----- Raw records
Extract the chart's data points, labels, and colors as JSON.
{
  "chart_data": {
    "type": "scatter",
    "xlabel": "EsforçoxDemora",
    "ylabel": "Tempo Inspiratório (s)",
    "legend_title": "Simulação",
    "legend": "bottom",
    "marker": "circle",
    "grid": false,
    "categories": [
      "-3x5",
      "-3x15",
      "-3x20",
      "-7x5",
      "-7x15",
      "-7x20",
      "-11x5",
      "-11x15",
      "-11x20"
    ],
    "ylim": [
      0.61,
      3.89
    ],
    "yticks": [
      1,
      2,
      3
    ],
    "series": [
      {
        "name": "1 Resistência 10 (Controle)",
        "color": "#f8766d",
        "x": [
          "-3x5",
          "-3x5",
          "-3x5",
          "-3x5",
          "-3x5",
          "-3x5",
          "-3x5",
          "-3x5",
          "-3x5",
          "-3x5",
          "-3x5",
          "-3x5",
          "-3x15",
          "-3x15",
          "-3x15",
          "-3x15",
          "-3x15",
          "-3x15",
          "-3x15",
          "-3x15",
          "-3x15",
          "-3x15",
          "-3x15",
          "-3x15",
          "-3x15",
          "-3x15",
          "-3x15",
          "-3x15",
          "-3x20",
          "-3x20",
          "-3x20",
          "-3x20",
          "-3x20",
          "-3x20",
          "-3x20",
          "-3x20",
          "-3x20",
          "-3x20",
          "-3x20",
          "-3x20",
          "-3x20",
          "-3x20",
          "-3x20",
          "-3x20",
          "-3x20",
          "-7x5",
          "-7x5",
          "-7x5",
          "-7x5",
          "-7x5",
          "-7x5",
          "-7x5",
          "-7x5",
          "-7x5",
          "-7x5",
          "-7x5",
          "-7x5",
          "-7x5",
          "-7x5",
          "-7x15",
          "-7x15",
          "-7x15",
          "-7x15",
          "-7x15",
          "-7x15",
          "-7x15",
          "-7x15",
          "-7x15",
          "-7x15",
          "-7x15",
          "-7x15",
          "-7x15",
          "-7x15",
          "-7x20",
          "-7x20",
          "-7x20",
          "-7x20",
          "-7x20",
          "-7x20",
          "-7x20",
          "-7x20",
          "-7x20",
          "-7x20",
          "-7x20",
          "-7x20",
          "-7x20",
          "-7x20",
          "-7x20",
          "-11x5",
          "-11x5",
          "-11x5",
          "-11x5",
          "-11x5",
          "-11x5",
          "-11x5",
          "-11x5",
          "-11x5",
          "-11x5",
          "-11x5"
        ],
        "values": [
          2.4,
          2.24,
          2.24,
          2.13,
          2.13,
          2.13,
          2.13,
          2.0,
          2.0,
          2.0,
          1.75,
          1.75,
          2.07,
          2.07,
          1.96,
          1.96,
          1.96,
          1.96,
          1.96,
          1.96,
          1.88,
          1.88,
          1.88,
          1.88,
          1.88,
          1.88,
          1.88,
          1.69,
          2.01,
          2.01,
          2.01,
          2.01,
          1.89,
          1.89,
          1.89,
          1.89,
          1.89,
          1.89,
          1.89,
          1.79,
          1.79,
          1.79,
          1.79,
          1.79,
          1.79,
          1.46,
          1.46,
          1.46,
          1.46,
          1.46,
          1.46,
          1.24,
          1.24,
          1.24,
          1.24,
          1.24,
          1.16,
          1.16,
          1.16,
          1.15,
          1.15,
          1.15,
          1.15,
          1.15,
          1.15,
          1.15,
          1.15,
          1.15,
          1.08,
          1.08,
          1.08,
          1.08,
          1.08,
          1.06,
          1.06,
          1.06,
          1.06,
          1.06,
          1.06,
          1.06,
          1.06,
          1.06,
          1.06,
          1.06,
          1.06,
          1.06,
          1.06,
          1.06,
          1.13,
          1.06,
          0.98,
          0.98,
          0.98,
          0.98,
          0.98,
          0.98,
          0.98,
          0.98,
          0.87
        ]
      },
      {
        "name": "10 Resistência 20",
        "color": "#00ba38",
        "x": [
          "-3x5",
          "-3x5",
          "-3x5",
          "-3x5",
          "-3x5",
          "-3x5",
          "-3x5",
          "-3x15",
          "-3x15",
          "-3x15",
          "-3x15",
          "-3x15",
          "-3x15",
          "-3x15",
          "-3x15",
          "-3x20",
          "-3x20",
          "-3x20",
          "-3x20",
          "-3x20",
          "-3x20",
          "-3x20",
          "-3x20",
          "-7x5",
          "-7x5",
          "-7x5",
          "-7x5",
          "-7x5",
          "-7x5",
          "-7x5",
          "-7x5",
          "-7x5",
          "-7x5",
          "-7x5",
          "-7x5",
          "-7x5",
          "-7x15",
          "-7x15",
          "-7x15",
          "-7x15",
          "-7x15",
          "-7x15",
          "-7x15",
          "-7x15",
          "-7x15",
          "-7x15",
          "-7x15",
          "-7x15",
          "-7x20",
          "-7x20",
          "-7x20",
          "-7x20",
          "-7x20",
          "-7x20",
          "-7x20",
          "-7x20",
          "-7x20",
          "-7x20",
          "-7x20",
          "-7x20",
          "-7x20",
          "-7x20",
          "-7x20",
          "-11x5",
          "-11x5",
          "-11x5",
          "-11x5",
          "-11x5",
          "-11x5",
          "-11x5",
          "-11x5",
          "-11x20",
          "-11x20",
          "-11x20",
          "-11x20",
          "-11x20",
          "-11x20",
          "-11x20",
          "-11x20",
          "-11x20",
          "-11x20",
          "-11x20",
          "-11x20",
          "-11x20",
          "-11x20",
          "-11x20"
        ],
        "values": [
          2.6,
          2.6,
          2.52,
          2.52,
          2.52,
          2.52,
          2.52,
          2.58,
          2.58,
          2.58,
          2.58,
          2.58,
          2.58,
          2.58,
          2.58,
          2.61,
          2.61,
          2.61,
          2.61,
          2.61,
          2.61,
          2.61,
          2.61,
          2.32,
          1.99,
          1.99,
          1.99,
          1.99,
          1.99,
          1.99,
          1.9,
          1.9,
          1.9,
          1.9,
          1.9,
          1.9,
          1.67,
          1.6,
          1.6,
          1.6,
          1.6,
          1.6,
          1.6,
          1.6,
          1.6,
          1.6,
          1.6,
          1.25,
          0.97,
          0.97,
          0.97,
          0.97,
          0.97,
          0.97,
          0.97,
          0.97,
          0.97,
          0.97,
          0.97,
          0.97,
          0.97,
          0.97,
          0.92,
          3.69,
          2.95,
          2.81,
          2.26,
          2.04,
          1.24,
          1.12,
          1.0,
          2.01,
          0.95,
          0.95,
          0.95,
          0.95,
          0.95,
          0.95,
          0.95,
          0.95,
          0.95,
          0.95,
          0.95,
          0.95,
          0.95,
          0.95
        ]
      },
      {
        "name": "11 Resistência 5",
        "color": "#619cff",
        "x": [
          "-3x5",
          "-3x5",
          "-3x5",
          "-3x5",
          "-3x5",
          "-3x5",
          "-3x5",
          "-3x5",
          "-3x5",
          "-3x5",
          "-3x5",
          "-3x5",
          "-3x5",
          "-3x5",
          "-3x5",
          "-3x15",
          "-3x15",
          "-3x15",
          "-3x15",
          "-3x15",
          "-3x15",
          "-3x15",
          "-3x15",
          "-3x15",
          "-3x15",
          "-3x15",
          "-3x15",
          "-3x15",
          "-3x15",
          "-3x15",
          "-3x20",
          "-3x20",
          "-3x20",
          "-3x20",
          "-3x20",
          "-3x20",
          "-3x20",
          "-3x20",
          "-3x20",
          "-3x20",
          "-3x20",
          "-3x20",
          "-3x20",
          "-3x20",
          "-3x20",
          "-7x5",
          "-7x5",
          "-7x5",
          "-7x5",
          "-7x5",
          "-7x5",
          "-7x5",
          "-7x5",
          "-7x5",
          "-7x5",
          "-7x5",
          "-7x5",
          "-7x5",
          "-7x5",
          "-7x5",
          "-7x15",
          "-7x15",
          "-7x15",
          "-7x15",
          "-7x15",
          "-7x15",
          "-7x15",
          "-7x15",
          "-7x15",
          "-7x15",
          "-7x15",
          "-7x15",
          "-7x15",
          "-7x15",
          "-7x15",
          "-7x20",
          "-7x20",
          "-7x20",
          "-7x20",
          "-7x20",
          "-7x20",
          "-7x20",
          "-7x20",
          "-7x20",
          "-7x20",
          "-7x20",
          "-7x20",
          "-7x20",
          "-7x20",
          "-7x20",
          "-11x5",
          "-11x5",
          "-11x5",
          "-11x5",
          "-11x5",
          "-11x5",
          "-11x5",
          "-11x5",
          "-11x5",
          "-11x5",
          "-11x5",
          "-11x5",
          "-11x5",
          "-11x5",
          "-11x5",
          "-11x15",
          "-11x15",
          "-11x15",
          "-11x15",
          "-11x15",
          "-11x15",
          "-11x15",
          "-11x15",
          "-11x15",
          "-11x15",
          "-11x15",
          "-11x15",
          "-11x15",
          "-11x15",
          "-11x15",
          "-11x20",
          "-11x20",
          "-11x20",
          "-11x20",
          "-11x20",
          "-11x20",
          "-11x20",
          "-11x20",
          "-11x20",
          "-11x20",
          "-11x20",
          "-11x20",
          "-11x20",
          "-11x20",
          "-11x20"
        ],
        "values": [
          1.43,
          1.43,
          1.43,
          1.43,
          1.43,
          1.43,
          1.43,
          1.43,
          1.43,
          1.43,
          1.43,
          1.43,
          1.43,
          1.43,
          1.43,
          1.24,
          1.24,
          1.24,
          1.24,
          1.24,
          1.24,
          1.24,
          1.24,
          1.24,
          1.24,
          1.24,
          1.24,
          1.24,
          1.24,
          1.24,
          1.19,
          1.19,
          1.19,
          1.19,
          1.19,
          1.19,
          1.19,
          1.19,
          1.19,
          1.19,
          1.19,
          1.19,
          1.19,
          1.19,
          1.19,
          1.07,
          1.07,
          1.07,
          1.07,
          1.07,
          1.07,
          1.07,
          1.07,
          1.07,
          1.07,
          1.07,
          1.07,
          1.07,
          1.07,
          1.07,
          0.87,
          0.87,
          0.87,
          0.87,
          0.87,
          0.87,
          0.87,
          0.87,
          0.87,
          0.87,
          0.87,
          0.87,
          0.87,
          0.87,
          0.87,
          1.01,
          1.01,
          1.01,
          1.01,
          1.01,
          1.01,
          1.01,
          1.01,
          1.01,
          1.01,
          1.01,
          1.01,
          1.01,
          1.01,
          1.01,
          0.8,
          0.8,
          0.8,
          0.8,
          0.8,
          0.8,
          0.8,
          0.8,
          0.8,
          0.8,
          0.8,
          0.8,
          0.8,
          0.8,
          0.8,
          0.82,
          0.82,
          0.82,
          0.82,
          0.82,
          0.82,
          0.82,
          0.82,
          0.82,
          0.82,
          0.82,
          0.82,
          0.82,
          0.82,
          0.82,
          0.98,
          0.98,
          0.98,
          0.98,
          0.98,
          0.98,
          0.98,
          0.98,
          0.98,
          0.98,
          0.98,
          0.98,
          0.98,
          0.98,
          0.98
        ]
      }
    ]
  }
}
----------
----- Raw records
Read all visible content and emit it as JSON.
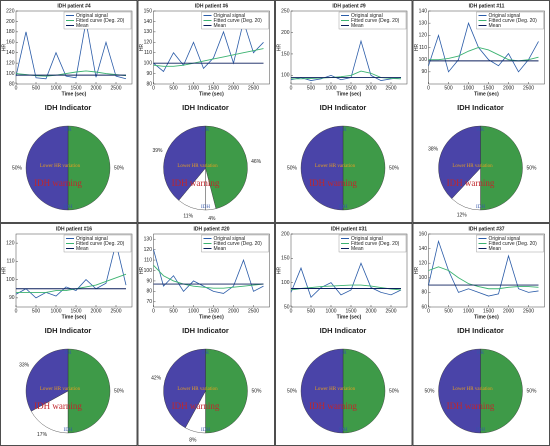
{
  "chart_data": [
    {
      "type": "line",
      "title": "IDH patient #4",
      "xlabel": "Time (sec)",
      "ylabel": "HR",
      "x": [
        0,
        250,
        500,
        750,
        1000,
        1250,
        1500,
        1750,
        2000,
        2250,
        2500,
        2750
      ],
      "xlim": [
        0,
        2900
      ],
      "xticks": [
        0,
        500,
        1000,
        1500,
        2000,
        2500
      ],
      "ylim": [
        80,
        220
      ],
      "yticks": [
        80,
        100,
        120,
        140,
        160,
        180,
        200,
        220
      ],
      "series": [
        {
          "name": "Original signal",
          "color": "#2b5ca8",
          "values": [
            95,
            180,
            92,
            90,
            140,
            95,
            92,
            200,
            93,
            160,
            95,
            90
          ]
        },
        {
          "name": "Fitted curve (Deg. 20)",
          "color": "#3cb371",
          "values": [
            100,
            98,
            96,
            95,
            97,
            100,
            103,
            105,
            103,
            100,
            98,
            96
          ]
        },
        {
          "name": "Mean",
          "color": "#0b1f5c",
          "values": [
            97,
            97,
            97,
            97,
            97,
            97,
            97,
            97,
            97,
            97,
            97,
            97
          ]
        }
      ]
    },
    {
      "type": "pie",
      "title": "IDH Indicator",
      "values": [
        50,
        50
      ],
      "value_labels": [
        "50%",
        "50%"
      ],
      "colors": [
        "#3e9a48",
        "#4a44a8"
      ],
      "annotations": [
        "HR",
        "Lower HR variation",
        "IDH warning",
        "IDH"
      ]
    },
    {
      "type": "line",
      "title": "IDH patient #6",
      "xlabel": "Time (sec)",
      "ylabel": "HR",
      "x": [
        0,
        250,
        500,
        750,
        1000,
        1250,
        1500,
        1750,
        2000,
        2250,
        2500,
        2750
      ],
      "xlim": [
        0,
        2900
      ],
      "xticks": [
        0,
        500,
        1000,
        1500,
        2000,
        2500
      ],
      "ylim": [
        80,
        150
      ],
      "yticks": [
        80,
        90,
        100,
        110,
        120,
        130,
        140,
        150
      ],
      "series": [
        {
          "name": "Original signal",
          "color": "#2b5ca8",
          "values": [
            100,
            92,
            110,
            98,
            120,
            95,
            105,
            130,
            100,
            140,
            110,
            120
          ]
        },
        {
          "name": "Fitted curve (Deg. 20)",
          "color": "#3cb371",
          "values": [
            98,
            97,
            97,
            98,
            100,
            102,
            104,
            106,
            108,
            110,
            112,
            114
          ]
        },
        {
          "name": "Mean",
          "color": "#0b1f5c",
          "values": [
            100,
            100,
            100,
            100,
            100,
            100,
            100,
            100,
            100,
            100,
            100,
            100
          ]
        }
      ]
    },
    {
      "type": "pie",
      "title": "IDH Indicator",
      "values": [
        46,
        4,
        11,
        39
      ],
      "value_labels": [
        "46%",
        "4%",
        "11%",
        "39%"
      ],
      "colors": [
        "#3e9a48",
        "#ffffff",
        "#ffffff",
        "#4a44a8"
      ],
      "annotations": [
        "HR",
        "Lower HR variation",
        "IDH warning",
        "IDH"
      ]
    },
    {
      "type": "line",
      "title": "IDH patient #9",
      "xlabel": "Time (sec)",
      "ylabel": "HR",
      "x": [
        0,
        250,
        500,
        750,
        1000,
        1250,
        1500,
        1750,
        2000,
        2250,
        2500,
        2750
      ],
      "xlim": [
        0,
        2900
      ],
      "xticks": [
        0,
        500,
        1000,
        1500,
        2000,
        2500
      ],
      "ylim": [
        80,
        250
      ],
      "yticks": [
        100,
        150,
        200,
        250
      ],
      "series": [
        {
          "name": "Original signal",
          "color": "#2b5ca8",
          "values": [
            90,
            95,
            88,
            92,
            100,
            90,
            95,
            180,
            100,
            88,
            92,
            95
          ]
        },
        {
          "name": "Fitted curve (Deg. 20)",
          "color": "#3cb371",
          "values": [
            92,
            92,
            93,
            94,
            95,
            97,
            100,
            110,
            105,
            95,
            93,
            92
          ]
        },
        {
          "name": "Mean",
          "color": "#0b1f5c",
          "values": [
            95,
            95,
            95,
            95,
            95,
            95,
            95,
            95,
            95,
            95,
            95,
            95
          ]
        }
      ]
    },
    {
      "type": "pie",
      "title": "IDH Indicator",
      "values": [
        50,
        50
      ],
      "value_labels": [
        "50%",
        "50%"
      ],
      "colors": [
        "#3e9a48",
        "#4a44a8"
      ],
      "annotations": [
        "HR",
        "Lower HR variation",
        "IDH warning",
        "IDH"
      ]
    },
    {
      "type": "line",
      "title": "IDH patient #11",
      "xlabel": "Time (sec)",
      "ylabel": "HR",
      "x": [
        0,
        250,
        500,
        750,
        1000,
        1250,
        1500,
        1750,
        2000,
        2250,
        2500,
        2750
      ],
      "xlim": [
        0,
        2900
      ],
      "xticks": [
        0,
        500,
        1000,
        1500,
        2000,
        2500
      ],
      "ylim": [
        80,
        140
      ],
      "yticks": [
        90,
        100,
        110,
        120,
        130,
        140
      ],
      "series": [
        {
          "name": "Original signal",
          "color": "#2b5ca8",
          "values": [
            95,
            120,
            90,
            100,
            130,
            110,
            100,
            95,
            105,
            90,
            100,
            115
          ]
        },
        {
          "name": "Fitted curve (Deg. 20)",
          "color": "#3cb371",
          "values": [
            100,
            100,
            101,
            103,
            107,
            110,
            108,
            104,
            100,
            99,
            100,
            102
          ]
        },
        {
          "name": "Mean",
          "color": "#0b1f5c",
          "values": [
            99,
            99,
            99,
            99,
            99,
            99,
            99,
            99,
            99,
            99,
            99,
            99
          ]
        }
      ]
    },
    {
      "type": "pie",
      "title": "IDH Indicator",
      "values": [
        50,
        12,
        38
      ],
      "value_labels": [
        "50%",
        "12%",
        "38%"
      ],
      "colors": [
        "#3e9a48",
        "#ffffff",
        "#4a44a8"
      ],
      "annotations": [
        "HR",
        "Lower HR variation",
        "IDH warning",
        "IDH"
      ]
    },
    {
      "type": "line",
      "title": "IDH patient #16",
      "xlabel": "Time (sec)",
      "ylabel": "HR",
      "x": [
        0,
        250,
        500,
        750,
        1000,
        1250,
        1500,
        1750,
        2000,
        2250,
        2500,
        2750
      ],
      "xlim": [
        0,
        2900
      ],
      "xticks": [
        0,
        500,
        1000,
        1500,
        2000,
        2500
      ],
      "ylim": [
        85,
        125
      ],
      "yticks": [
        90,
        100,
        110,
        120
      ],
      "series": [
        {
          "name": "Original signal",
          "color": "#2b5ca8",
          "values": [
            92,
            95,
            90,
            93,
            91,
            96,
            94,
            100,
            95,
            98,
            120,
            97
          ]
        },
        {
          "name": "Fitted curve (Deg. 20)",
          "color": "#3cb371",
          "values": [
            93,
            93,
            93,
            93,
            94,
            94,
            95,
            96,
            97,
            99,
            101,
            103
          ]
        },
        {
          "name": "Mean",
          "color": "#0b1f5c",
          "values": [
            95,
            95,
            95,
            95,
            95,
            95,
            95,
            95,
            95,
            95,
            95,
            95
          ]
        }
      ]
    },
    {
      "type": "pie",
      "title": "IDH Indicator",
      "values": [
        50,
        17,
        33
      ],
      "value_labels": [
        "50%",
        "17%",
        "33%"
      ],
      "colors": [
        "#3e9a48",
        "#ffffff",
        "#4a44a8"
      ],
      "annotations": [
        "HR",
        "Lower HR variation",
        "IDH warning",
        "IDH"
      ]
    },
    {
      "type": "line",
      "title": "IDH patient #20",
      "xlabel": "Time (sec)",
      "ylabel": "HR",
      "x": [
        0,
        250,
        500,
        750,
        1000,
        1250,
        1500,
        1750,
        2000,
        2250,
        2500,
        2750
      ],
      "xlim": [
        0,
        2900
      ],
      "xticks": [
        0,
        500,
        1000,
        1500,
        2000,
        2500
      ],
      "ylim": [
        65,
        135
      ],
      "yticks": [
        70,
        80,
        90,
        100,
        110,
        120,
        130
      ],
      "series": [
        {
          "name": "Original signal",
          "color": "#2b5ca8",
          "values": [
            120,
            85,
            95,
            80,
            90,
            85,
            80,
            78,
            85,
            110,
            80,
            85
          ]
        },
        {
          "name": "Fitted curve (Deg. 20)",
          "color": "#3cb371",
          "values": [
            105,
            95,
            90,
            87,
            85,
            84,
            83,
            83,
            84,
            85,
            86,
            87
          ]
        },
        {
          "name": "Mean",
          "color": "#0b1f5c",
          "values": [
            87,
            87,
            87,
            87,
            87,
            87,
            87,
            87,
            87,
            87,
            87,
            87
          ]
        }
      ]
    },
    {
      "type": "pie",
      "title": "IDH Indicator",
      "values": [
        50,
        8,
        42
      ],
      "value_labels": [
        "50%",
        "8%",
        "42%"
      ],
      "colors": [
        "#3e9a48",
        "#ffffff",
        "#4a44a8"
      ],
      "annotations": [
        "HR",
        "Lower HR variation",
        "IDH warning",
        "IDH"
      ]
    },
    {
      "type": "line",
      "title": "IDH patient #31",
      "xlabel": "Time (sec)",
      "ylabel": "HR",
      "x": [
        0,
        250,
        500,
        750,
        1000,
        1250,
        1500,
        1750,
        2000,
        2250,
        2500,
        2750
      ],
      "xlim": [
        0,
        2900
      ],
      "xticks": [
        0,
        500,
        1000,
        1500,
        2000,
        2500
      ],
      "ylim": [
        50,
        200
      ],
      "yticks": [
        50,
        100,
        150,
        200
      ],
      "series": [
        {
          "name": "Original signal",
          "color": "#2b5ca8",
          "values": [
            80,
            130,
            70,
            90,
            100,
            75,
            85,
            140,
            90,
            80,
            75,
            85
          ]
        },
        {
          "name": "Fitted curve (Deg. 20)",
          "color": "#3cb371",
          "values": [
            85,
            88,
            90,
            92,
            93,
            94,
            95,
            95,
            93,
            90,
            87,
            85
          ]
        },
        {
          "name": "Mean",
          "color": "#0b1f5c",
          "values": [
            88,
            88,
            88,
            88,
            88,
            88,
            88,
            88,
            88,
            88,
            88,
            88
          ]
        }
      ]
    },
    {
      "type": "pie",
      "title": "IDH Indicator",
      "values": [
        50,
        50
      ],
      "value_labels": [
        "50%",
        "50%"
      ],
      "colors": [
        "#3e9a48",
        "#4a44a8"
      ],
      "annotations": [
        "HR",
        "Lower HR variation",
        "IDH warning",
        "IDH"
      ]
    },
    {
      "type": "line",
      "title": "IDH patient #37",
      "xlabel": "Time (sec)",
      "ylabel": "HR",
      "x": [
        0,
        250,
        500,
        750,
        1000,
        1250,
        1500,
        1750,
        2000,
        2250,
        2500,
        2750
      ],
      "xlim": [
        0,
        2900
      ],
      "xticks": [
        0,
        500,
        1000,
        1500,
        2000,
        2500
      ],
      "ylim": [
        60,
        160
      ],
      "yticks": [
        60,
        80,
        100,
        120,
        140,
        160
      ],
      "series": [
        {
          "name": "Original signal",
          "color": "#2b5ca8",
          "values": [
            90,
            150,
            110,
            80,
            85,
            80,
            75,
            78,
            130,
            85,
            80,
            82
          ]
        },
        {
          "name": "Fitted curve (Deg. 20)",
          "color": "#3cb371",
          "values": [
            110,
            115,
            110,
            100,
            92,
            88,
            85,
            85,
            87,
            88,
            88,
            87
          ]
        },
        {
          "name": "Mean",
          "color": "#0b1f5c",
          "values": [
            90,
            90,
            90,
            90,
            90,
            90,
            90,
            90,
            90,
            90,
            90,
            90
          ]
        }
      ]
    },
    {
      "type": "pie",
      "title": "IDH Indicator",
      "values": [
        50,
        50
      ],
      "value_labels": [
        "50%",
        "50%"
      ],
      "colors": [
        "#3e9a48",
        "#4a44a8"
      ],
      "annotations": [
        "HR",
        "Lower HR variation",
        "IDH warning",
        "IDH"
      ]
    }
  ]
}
----------
----- Raw records
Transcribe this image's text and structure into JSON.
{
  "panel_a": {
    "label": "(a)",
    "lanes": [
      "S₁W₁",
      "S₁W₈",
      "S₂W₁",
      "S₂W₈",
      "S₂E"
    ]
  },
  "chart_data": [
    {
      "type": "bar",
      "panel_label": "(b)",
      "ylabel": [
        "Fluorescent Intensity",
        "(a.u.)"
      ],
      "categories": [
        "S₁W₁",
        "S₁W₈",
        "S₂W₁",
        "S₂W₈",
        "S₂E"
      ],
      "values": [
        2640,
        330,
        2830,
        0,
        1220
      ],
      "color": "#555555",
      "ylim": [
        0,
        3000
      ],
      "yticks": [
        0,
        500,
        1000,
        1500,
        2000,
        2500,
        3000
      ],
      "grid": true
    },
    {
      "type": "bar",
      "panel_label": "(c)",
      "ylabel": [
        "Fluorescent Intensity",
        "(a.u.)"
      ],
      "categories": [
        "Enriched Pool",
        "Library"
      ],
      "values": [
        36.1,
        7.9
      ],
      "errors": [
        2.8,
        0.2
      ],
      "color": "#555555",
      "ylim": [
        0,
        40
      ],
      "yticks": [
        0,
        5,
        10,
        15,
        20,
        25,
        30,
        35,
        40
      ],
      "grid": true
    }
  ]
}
----------
Set problem
Scan the data above and copy every line with "JSON" in it.

Expected output
Extract the chart's data points, labels, and colors as JSON.
Read all visible content and emit it as JSON.
Transcribe this image's text and structure into JSON.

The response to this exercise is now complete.